■ EXERCISE DIRECTIONS
Search the data for the string "Hired" and extract every line where it appears.

(Stored items)
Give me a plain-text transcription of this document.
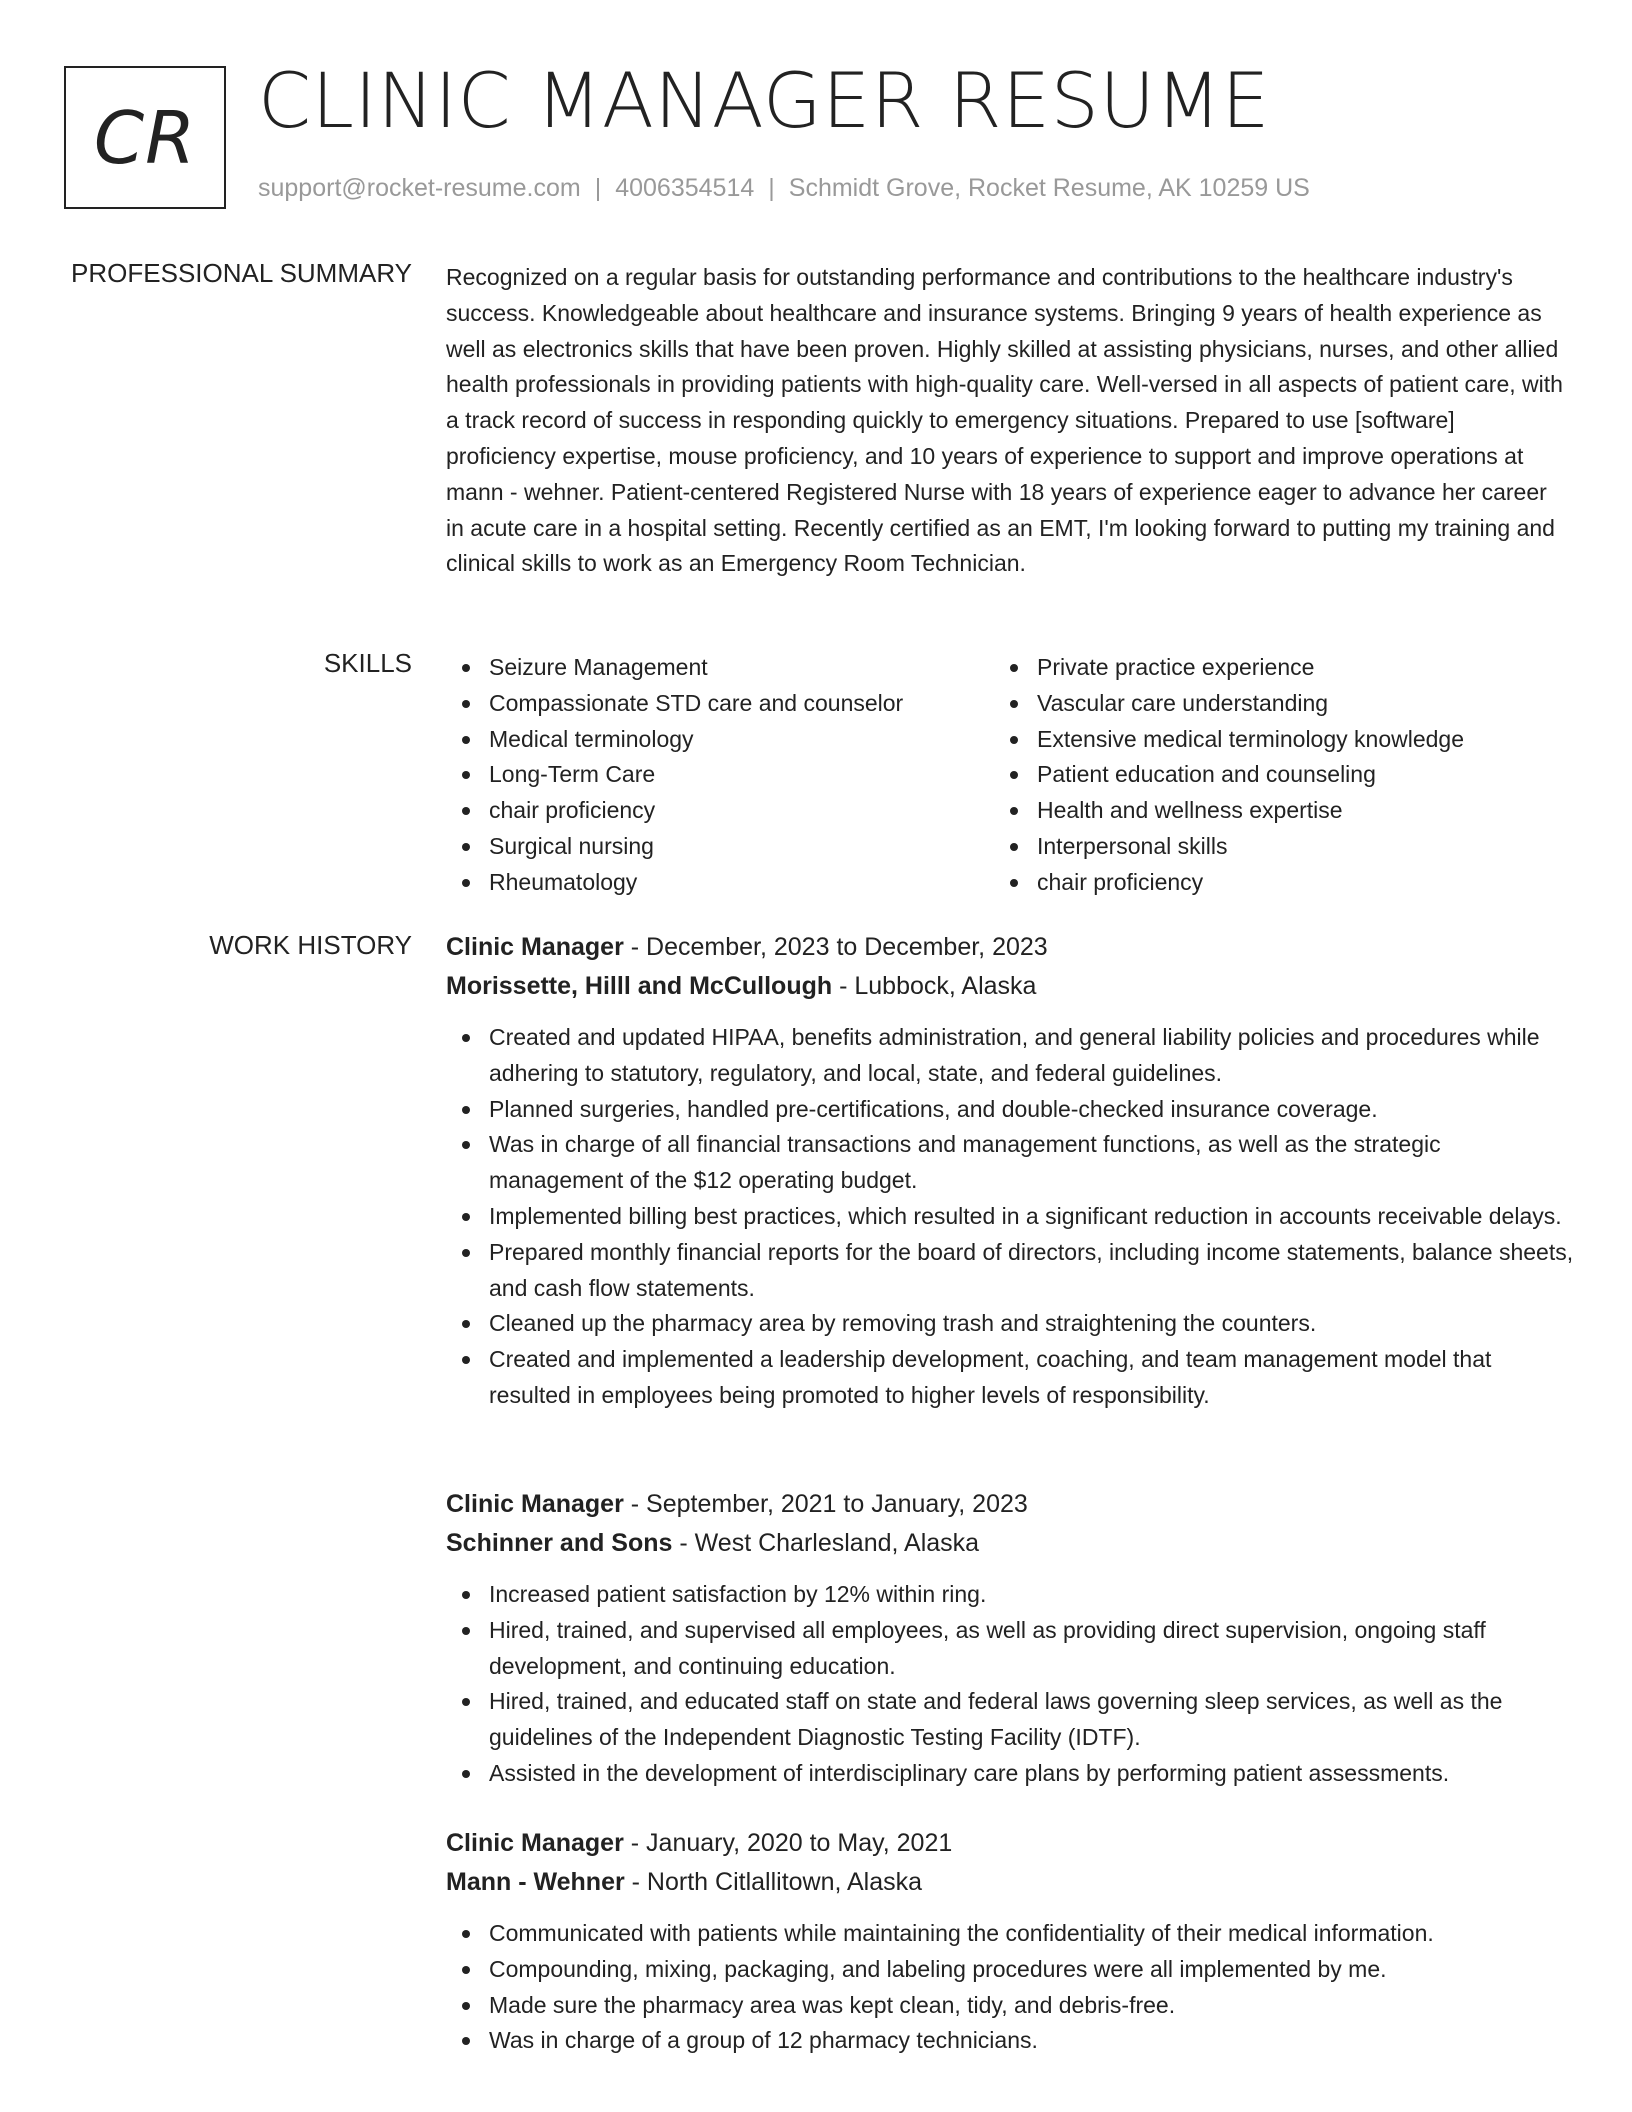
CR CLINIC MANAGER RESUME
support@rocket-resume.com | 4006354514 | Schmidt Grove, Rocket Resume, AK 10259 US
PROFESSIONAL SUMMARY Recognized on a regular basis for outstanding performance and contributions to the healthcare industry's success. Knowledgeable about healthcare and insurance systems. Bringing 9 years of health experience as well as electronics skills that have been proven. Highly skilled at assisting physicians, nurses, and other allied health professionals in providing patients with high-quality care. Well-versed in all aspects of patient care, with a track record of success in responding quickly to emergency situations. Prepared to use [software] proficiency expertise, mouse proficiency, and 10 years of experience to support and improve operations at mann - wehner. Patient-centered Registered Nurse with 18 years of experience eager to advance her career in acute care in a hospital setting. Recently certified as an EMT, I'm looking forward to putting my training and clinical skills to work as an Emergency Room Technician.
SKILLS	Seizure Management
Compassionate STD care and counselor
Medical terminology
Long-Term Care
chair proficiency
Surgical nursing
Rheumatology
Private practice experience
Vascular care understanding
Extensive medical terminology knowledge
Patient education and counseling
Health and wellness expertise
Interpersonal skills
chair proficiency
WORK HISTORY Clinic Manager - December, 2023 to December, 2023
Morissette, Hilll and McCullough - Lubbock, Alaska
Created and updated HIPAA, benefits administration, and general liability policies and procedures while adhering to statutory, regulatory, and local, state, and federal guidelines.
Planned surgeries, handled pre-certifications, and double-checked insurance coverage.
Was in charge of all financial transactions and management functions, as well as the strategic management of the $12 operating budget.
Implemented billing best practices, which resulted in a significant reduction in accounts receivable delays.
Prepared monthly financial reports for the board of directors, including income statements, balance sheets, and cash flow statements.
Cleaned up the pharmacy area by removing trash and straightening the counters.
Created and implemented a leadership development, coaching, and team management model that resulted in employees being promoted to higher levels of responsibility.
Clinic Manager - September, 2021 to January, 2023
Schinner and Sons - West Charlesland, Alaska
Increased patient satisfaction by 12% within ring.
Hired, trained, and supervised all employees, as well as providing direct supervision, ongoing staff development, and continuing education.
Hired, trained, and educated staff on state and federal laws governing sleep services, as well as the guidelines of the Independent Diagnostic Testing Facility (IDTF).
Assisted in the development of interdisciplinary care plans by performing patient assessments.
Clinic Manager - January, 2020 to May, 2021
Mann - Wehner - North Citlallitown, Alaska
Communicated with patients while maintaining the confidentiality of their medical information.
Compounding, mixing, packaging, and labeling procedures were all implemented by me.
Made sure the pharmacy area was kept clean, tidy, and debris-free.
Was in charge of a group of 12 pharmacy technicians.
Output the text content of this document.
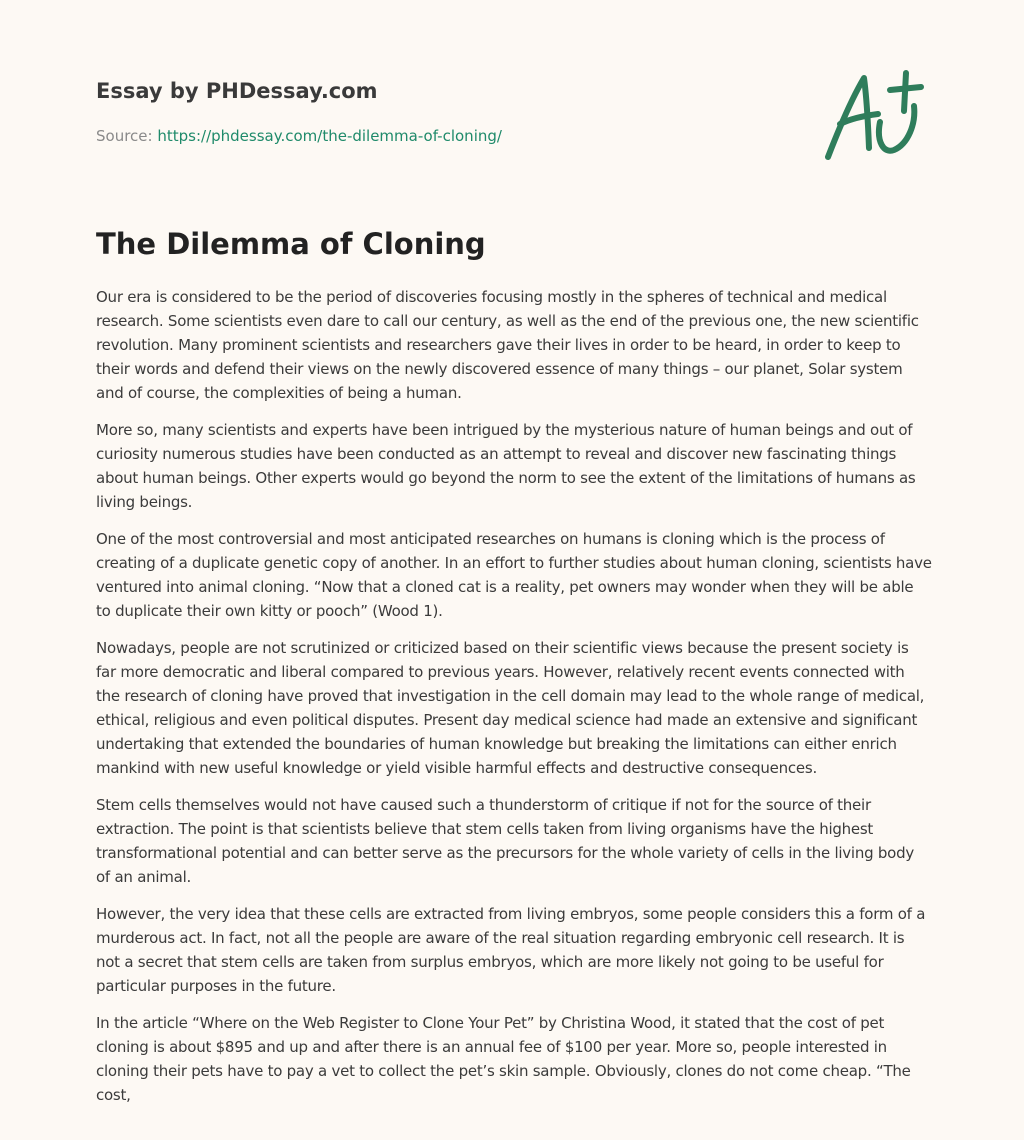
Essay by PHDessay.com

Source: https://phdessay.com/the-dilemma-of-cloning/
The Dilemma of Cloning

Our era is considered to be the period of discoveries focusing mostly in the spheres of technical and medical research. Some scientists even dare to call our century, as well as the end of the previous one, the new scientific revolution. Many prominent scientists and researchers gave their lives in order to be heard, in order to keep to their words and defend their views on the newly discovered essence of many things – our planet, Solar system and of course, the complexities of being a human.

More so, many scientists and experts have been intrigued by the mysterious nature of human beings and out of curiosity numerous studies have been conducted as an attempt to reveal and discover new fascinating things about human beings. Other experts would go beyond the norm to see the extent of the limitations of humans as living beings.

One of the most controversial and most anticipated researches on humans is cloning which is the process of creating of a duplicate genetic copy of another. In an effort to further studies about human cloning, scientists have ventured into animal cloning. “Now that a cloned cat is a reality, pet owners may wonder when they will be able to duplicate their own kitty or pooch” (Wood 1).

Nowadays, people are not scrutinized or criticized based on their scientific views because the present society is far more democratic and liberal compared to previous years. However, relatively recent events connected with the research of cloning have proved that investigation in the cell domain may lead to the whole range of medical, ethical, religious and even political disputes. Present day medical science had made an extensive and significant undertaking that extended the boundaries of human knowledge but breaking the limitations can either enrich mankind with new useful knowledge or yield visible harmful effects and destructive consequences.

Stem cells themselves would not have caused such a thunderstorm of critique if not for the source of their extraction. The point is that scientists believe that stem cells taken from living organisms have the highest transformational potential and can better serve as the precursors for the whole variety of cells in the living body of an animal.

However, the very idea that these cells are extracted from living embryos, some people considers this a form of a murderous act. In fact, not all the people are aware of the real situation regarding embryonic cell research. It is not a secret that stem cells are taken from surplus embryos, which are more likely not going to be useful for particular purposes in the future.

In the article “Where on the Web Register to Clone Your Pet” by Christina Wood, it stated that the cost of pet cloning is about $895 and up and after there is an annual fee of $100 per year. More so, people interested in cloning their pets have to pay a vet to collect the pet’s skin sample. Obviously, clones do not come cheap. “The cost,
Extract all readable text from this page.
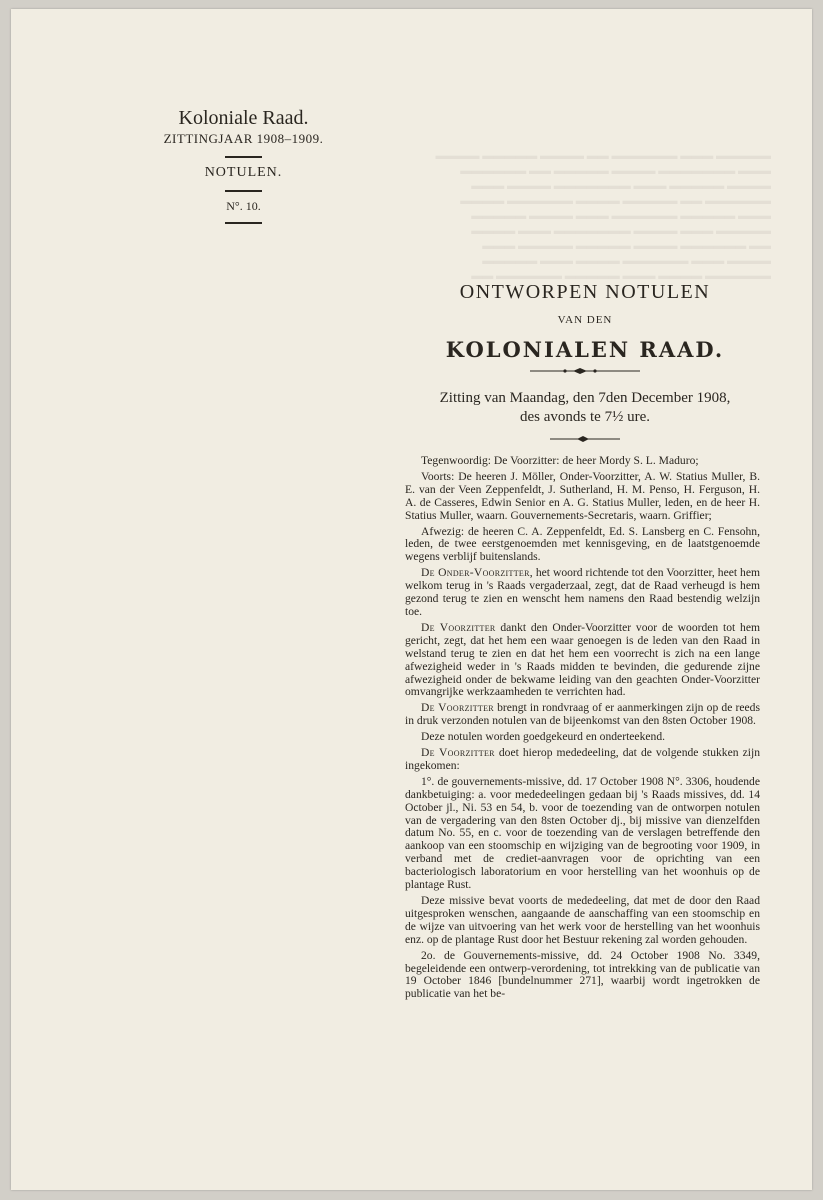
▬▬▬▬▬ ▬▬▬ ▬▬▬▬▬▬ ▬▬ ▬▬▬▬ ▬▬▬▬▬ ▬▬▬▬
▬▬▬ ▬▬▬▬▬▬▬ ▬▬▬▬ ▬▬▬▬▬ ▬▬ ▬▬▬▬▬▬
▬▬▬▬ ▬▬▬▬▬ ▬▬▬ ▬▬▬▬▬▬▬ ▬▬▬▬ ▬▬▬
▬▬▬▬▬▬ ▬▬ ▬▬▬▬▬ ▬▬▬▬ ▬▬▬▬▬▬ ▬▬▬▬
▬▬▬ ▬▬▬▬▬ ▬▬▬▬▬▬ ▬▬▬ ▬▬▬▬ ▬▬▬▬▬
▬▬▬▬▬ ▬▬▬ ▬▬▬▬ ▬▬▬▬▬▬▬ ▬▬▬ ▬▬▬▬
▬▬ ▬▬▬▬▬▬ ▬▬▬▬ ▬▬▬▬▬ ▬▬▬▬▬ ▬▬▬
▬▬▬▬ ▬▬▬ ▬▬▬▬▬▬ ▬▬▬▬ ▬▬▬ ▬▬▬▬▬
▬▬▬▬▬▬ ▬▬▬▬ ▬▬▬ ▬▬▬▬▬ ▬▬▬▬▬▬ ▬▬
Koloniale Raad.
ZITTINGJAAR 1908–1909.
NOTULEN.
N°. 10.
ONTWORPEN NOTULEN
VAN DEN
KOLONIALEN RAAD.
Zitting van Maandag, den 7den December 1908,
des avonds te 7½ ure.

Tegenwoordig: De Voorzitter: de heer Mordy S. L. Maduro;

Voorts: De heeren J. Möller, Onder-Voorzitter, A. W. Statius Muller, B. E. van der Veen Zeppenfeldt, J. Sutherland, H. M. Penso, H. Ferguson, H. A. de Casseres, Edwin Senior en A. G. Statius Muller, leden, en de heer H. Statius Muller, waarn. Gouvernements-Secretaris, waarn. Griffier;

Afwezig: de heeren C. A. Zeppenfeldt, Ed. S. Lansberg en C. Fensohn, leden, de twee eerstgenoemden met kennisgeving, en de laatstgenoemde wegens verblijf buitenslands.

De Onder-Voorzitter, het woord richtende tot den Voorzitter, heet hem welkom terug in 's Raads vergaderzaal, zegt, dat de Raad verheugd is hem gezond terug te zien en wenscht hem namens den Raad bestendig welzijn toe.

De Voorzitter dankt den Onder-Voorzitter voor de woorden tot hem gericht, zegt, dat het hem een waar genoegen is de leden van den Raad in welstand terug te zien en dat het hem een voorrecht is zich na een lange afwezigheid weder in 's Raads midden te bevinden, die gedurende zijne afwezigheid onder de bekwame leiding van den geachten Onder-Voorzitter omvangrijke werkzaamheden te verrichten had.

De Voorzitter brengt in rondvraag of er aanmerkingen zijn op de reeds in druk verzonden notulen van de bijeenkomst van den 8sten October 1908.

Deze notulen worden goedgekeurd en onderteekend.

De Voorzitter doet hierop mededeeling, dat de volgende stukken zijn ingekomen:

1°. de gouvernements-missive, dd. 17 October 1908 N°. 3306, houdende dankbetuiging: a. voor mededeelingen gedaan bij 's Raads missives, dd. 14 October jl., Ni. 53 en 54, b. voor de toezending van de ontworpen notulen van de vergadering van den 8sten October dj., bij missive van dienzelfden datum No. 55, en c. voor de toezending van de verslagen betreffende den aankoop van een stoomschip en wijziging van de begrooting voor 1909, in verband met de crediet-aanvragen voor de oprichting van een bacteriologisch laboratorium en voor herstelling van het woonhuis op de plantage Rust.

Deze missive bevat voorts de mededeeling, dat met de door den Raad uitgesproken wenschen, aangaande de aanschaffing van een stoomschip en de wijze van uitvoering van het werk voor de herstelling van het woonhuis enz. op de plantage Rust door het Bestuur rekening zal worden gehouden.

2o. de Gouvernements-missive, dd. 24 October 1908 No. 3349, begeleidende een ontwerp-verordening, tot intrekking van de publicatie van 19 October 1846 [bundelnummer 271], waarbij wordt ingetrokken de publicatie van het be-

■ SOLUTION FOR THIS TASK
Hired, trained, and supervised all employees, as well as providing direct supervision, ongoing staff development, and continuing education.
Hired, trained, and educated staff on state and federal laws governing sleep services, as well as the guidelines of the Independent Diagnostic Testing Facility (IDTF).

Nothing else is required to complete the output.